=== Begin Enclosure ===

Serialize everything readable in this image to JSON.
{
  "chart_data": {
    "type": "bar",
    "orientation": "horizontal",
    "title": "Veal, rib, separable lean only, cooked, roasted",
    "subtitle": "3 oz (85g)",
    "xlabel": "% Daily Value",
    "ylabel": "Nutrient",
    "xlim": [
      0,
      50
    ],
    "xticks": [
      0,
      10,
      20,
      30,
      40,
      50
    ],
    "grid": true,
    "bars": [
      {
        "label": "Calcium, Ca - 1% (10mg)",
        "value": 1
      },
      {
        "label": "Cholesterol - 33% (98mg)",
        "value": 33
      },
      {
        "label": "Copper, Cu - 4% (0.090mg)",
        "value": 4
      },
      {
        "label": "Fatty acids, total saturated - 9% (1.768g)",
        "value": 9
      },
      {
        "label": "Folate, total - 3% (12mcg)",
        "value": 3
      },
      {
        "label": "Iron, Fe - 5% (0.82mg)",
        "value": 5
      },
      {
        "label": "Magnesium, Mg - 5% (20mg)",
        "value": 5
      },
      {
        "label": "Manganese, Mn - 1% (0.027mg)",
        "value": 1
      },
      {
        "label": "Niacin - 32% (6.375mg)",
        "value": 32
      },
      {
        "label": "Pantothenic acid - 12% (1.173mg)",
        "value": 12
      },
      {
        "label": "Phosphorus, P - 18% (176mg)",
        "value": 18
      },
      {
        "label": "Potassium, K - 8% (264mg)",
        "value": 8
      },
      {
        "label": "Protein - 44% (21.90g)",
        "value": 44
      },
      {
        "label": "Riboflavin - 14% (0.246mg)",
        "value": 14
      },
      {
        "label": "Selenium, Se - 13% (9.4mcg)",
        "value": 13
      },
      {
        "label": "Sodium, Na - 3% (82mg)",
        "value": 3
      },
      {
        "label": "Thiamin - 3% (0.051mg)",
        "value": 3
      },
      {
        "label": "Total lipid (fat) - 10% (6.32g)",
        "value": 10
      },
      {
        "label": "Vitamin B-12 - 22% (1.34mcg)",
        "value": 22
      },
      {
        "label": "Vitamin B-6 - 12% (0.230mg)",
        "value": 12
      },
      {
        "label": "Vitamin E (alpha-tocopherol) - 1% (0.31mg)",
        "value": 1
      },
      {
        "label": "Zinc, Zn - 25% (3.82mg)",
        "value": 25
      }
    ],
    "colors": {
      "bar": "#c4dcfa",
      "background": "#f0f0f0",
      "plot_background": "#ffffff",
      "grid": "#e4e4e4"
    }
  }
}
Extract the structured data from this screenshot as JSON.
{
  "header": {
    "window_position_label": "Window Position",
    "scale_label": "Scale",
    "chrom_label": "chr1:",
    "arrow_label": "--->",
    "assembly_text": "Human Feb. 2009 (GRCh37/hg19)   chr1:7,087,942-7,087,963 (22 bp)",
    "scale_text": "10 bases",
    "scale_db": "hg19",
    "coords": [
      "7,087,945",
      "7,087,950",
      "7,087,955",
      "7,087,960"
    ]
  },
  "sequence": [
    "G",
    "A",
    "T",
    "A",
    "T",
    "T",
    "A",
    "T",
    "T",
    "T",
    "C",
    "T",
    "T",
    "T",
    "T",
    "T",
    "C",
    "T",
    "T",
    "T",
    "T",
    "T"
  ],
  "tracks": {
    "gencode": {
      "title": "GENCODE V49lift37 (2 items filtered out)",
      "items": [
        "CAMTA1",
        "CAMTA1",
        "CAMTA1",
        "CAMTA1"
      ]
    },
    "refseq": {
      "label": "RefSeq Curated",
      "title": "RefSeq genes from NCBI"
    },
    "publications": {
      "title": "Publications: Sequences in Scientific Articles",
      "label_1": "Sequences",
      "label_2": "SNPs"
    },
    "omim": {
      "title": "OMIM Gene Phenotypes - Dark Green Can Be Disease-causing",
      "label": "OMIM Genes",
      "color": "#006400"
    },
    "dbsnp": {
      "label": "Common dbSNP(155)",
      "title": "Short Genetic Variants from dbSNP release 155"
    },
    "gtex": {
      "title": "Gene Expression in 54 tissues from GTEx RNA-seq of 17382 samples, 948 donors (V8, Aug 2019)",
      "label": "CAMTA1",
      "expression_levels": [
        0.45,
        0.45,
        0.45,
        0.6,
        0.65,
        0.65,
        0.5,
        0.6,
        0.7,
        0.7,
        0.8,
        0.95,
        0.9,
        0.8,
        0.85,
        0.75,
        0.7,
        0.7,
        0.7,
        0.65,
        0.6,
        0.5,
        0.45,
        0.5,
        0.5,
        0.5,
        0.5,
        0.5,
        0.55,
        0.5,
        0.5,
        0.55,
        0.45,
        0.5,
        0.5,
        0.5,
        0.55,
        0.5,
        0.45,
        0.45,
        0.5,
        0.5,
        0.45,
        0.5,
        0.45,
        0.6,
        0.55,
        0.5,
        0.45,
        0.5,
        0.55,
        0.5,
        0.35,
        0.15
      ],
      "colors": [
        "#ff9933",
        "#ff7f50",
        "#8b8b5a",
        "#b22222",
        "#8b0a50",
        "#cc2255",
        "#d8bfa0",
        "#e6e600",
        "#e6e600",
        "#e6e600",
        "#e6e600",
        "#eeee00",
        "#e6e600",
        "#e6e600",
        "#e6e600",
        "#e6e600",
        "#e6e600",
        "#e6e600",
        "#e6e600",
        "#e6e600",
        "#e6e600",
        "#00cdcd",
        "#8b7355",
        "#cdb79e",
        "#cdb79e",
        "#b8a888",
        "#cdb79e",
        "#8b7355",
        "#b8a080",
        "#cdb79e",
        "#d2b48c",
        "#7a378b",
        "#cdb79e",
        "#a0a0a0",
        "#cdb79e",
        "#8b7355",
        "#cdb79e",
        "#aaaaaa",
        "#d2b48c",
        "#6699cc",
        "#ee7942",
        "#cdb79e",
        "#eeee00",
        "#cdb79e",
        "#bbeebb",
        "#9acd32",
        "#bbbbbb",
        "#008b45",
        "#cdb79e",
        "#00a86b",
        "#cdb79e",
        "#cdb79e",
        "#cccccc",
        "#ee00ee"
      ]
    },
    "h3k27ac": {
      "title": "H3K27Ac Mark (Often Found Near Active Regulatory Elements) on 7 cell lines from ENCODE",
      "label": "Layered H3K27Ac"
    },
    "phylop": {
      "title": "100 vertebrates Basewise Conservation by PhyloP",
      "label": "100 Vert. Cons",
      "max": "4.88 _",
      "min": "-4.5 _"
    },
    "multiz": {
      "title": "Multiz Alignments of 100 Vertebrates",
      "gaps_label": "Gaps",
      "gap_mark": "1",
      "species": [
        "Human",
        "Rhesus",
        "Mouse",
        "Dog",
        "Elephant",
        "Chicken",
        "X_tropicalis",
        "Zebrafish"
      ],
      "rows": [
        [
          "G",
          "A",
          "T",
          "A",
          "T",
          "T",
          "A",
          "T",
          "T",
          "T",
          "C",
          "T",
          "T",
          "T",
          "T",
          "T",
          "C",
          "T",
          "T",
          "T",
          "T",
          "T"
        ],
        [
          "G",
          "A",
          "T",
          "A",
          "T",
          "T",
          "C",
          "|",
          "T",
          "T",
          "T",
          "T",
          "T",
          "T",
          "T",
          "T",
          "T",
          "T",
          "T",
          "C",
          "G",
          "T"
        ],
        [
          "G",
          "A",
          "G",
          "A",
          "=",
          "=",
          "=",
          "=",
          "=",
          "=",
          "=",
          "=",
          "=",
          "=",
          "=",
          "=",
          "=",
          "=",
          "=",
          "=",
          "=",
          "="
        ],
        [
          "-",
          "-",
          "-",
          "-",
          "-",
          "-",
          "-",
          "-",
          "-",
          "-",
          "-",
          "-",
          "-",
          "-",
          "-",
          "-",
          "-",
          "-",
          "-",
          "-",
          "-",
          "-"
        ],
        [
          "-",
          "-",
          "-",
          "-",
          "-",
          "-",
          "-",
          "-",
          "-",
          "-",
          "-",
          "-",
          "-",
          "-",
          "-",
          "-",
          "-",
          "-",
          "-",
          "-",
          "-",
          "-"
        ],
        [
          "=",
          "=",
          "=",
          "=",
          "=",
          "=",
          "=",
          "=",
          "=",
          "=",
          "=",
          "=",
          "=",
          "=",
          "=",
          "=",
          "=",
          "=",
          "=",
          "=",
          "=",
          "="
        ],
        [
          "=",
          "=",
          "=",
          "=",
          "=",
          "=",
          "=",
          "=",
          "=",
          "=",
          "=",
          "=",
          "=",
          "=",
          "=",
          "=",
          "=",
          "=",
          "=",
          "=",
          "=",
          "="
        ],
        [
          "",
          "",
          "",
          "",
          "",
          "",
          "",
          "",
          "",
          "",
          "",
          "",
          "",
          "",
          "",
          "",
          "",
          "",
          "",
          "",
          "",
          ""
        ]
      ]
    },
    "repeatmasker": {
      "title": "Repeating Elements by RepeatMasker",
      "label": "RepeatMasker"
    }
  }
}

=== End Enclosure ===

Action item
For the string "Human", count the matching lines in the listing and give that number by itself.

Response
2